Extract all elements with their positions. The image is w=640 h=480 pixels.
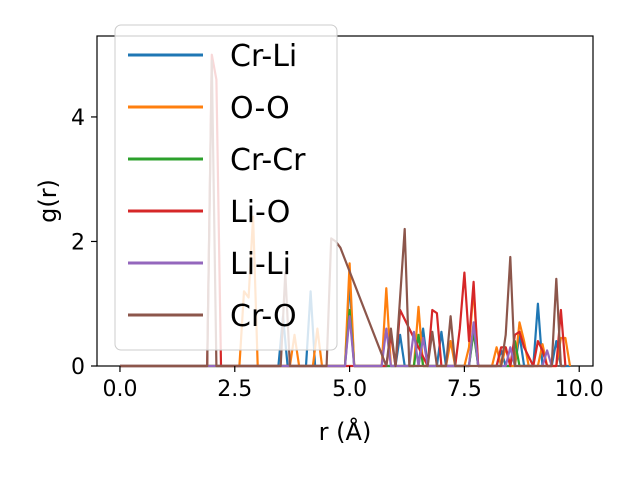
x-tick-label: 5.0 <box>332 377 367 402</box>
x-tick-label: 2.5 <box>217 377 252 402</box>
y-axis-label: g(r) <box>34 179 62 223</box>
legend: Cr-Li O-O Cr-Cr Li-O Li-Li Cr-O <box>114 24 338 351</box>
legend-label-5: Cr-O <box>230 299 297 334</box>
legend-label-0: Cr-Li <box>230 39 297 74</box>
x-axis-ticks: 0.0 2.5 5.0 7.5 10.0 <box>102 366 604 402</box>
x-tick-label: 7.5 <box>447 377 482 402</box>
y-axis-ticks: 0 2 4 <box>71 106 97 380</box>
legend-label-2: Cr-Cr <box>230 143 306 178</box>
x-tick-label: 10.0 <box>555 377 604 402</box>
legend-box <box>114 24 338 351</box>
legend-label-3: Li-O <box>230 195 290 230</box>
legend-label-1: O-O <box>230 91 290 126</box>
series-line-4 <box>120 315 553 368</box>
legend-items: Cr-Li O-O Cr-Cr Li-O Li-Li Cr-O <box>128 39 306 334</box>
y-tick-label: 0 <box>71 355 85 380</box>
x-axis-label: r (Å) <box>319 417 372 446</box>
y-tick-label: 4 <box>71 106 85 131</box>
y-tick-label: 2 <box>71 230 85 255</box>
legend-label-4: Li-Li <box>230 247 291 282</box>
x-tick-label: 0.0 <box>102 377 137 402</box>
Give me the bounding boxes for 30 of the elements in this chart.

^^^^^^^^

* [AIM] Could you retype every line of the listing above exactly, leaving out the picture?

* [EXPECTED ANSWER]
Extract all elements with their positions. The image is w=640 h=480 pixels.
x-tick-label: 5.0 <box>332 377 367 402</box>
x-tick-label: 2.5 <box>217 377 252 402</box>
y-axis-label: g(r) <box>34 179 62 223</box>
legend: Cr-Li O-O Cr-Cr Li-O Li-Li Cr-O <box>114 24 338 351</box>
legend-label-5: Cr-O <box>230 299 297 334</box>
legend-label-0: Cr-Li <box>230 39 297 74</box>
x-axis-ticks: 0.0 2.5 5.0 7.5 10.0 <box>102 366 604 402</box>
x-tick-label: 7.5 <box>447 377 482 402</box>
y-axis-ticks: 0 2 4 <box>71 106 97 380</box>
legend-label-2: Cr-Cr <box>230 143 306 178</box>
x-tick-label: 10.0 <box>555 377 604 402</box>
legend-box <box>114 24 338 351</box>
legend-label-3: Li-O <box>230 195 290 230</box>
legend-label-1: O-O <box>230 91 290 126</box>
series-line-4 <box>120 315 553 368</box>
legend-items: Cr-Li O-O Cr-Cr Li-O Li-Li Cr-O <box>128 39 306 334</box>
y-tick-label: 0 <box>71 355 85 380</box>
x-axis-label: r (Å) <box>319 417 372 446</box>
y-tick-label: 4 <box>71 106 85 131</box>
y-tick-label: 2 <box>71 230 85 255</box>
legend-label-4: Li-Li <box>230 247 291 282</box>
x-tick-label: 0.0 <box>102 377 137 402</box>
Give me the bounding boxes for 30 of the elements in this chart.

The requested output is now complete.